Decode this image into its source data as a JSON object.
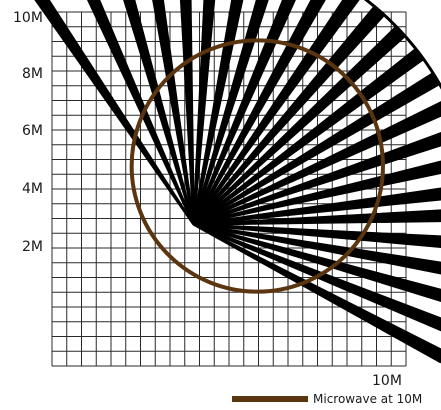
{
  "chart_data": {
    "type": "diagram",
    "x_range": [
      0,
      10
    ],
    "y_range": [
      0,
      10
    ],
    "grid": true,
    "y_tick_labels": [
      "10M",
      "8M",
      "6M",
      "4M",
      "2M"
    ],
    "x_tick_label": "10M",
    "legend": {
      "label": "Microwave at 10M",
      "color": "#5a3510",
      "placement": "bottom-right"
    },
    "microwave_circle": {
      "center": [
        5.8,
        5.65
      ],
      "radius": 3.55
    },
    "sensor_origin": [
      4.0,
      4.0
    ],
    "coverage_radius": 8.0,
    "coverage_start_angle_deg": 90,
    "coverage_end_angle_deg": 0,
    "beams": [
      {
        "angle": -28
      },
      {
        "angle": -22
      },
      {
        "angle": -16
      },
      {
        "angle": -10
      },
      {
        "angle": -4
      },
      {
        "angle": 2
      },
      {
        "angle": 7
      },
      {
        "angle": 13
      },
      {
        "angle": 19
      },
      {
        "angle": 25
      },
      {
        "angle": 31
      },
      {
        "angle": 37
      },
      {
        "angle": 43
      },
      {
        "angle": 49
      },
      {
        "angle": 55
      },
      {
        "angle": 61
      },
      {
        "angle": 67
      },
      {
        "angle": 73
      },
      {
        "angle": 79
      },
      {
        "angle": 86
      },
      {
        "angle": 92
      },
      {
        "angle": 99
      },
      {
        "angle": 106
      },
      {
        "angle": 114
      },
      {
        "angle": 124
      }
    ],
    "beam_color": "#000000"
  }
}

▶ Problem to work on: Write out the entries above word for word. Do not include the pictures.

▶ Expected output:
Decode this image into its source data as a JSON object.
{
  "chart_data": {
    "type": "diagram",
    "x_range": [
      0,
      10
    ],
    "y_range": [
      0,
      10
    ],
    "grid": true,
    "y_tick_labels": [
      "10M",
      "8M",
      "6M",
      "4M",
      "2M"
    ],
    "x_tick_label": "10M",
    "legend": {
      "label": "Microwave at 10M",
      "color": "#5a3510",
      "placement": "bottom-right"
    },
    "microwave_circle": {
      "center": [
        5.8,
        5.65
      ],
      "radius": 3.55
    },
    "sensor_origin": [
      4.0,
      4.0
    ],
    "coverage_radius": 8.0,
    "coverage_start_angle_deg": 90,
    "coverage_end_angle_deg": 0,
    "beams": [
      {
        "angle": -28
      },
      {
        "angle": -22
      },
      {
        "angle": -16
      },
      {
        "angle": -10
      },
      {
        "angle": -4
      },
      {
        "angle": 2
      },
      {
        "angle": 7
      },
      {
        "angle": 13
      },
      {
        "angle": 19
      },
      {
        "angle": 25
      },
      {
        "angle": 31
      },
      {
        "angle": 37
      },
      {
        "angle": 43
      },
      {
        "angle": 49
      },
      {
        "angle": 55
      },
      {
        "angle": 61
      },
      {
        "angle": 67
      },
      {
        "angle": 73
      },
      {
        "angle": 79
      },
      {
        "angle": 86
      },
      {
        "angle": 92
      },
      {
        "angle": 99
      },
      {
        "angle": 106
      },
      {
        "angle": 114
      },
      {
        "angle": 124
      }
    ],
    "beam_color": "#000000"
  }
}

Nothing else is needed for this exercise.